Reproduce every one of the entries below, line by line, without changing a character.

• • • • • • •

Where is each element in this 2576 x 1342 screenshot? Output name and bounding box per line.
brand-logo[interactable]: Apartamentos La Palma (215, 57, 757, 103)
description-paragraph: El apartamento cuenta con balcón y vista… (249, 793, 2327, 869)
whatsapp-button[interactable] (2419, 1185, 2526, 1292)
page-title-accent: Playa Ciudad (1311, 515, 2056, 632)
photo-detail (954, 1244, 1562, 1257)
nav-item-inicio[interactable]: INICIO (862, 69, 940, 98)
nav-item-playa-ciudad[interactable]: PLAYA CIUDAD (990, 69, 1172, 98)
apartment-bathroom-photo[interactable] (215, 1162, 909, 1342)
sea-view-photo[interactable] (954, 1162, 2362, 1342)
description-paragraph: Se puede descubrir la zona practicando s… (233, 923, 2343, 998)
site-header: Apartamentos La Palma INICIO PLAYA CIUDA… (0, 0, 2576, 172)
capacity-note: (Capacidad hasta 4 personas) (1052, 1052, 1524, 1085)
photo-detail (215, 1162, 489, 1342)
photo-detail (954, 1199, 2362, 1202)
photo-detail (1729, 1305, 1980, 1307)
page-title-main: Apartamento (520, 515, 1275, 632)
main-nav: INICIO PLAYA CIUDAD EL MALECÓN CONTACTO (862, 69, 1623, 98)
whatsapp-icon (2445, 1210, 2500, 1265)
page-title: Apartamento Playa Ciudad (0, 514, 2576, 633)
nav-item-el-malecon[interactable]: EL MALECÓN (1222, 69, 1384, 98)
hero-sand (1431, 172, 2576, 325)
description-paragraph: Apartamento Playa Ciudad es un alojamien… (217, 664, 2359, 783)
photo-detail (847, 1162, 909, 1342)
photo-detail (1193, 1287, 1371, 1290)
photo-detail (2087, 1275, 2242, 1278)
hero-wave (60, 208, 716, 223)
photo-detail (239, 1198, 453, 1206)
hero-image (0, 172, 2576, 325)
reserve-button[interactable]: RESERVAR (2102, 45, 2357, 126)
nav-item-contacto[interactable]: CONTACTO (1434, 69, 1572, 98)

• • • • • • •

(PROBLEM SOLUTION)
Where is each element in this 2576 x 1342 screenshot? Output name and bounding box per line.
brand-logo[interactable]: Apartamentos La Palma (215, 57, 757, 103)
description-paragraph: El apartamento cuenta con balcón y vista… (249, 793, 2327, 869)
whatsapp-button[interactable] (2419, 1185, 2526, 1292)
page-title-accent: Playa Ciudad (1311, 515, 2056, 632)
photo-detail (954, 1244, 1562, 1257)
nav-item-inicio[interactable]: INICIO (862, 69, 940, 98)
nav-item-playa-ciudad[interactable]: PLAYA CIUDAD (990, 69, 1172, 98)
apartment-bathroom-photo[interactable] (215, 1162, 909, 1342)
sea-view-photo[interactable] (954, 1162, 2362, 1342)
description-paragraph: Se puede descubrir la zona practicando s… (233, 923, 2343, 998)
site-header: Apartamentos La Palma INICIO PLAYA CIUDA… (0, 0, 2576, 172)
capacity-note: (Capacidad hasta 4 personas) (1052, 1052, 1524, 1085)
photo-detail (215, 1162, 489, 1342)
photo-detail (954, 1199, 2362, 1202)
photo-detail (1729, 1305, 1980, 1307)
page-title-main: Apartamento (520, 515, 1275, 632)
main-nav: INICIO PLAYA CIUDAD EL MALECÓN CONTACTO (862, 69, 1623, 98)
whatsapp-icon (2445, 1210, 2500, 1265)
page-title: Apartamento Playa Ciudad (0, 514, 2576, 633)
nav-item-el-malecon[interactable]: EL MALECÓN (1222, 69, 1384, 98)
hero-sand (1431, 172, 2576, 325)
description-paragraph: Apartamento Playa Ciudad es un alojamien… (217, 664, 2359, 783)
photo-detail (847, 1162, 909, 1342)
photo-detail (1193, 1287, 1371, 1290)
photo-detail (2087, 1275, 2242, 1278)
hero-wave (60, 208, 716, 223)
photo-detail (239, 1198, 453, 1206)
hero-image (0, 172, 2576, 325)
reserve-button[interactable]: RESERVAR (2102, 45, 2357, 126)
nav-item-contacto[interactable]: CONTACTO (1434, 69, 1572, 98)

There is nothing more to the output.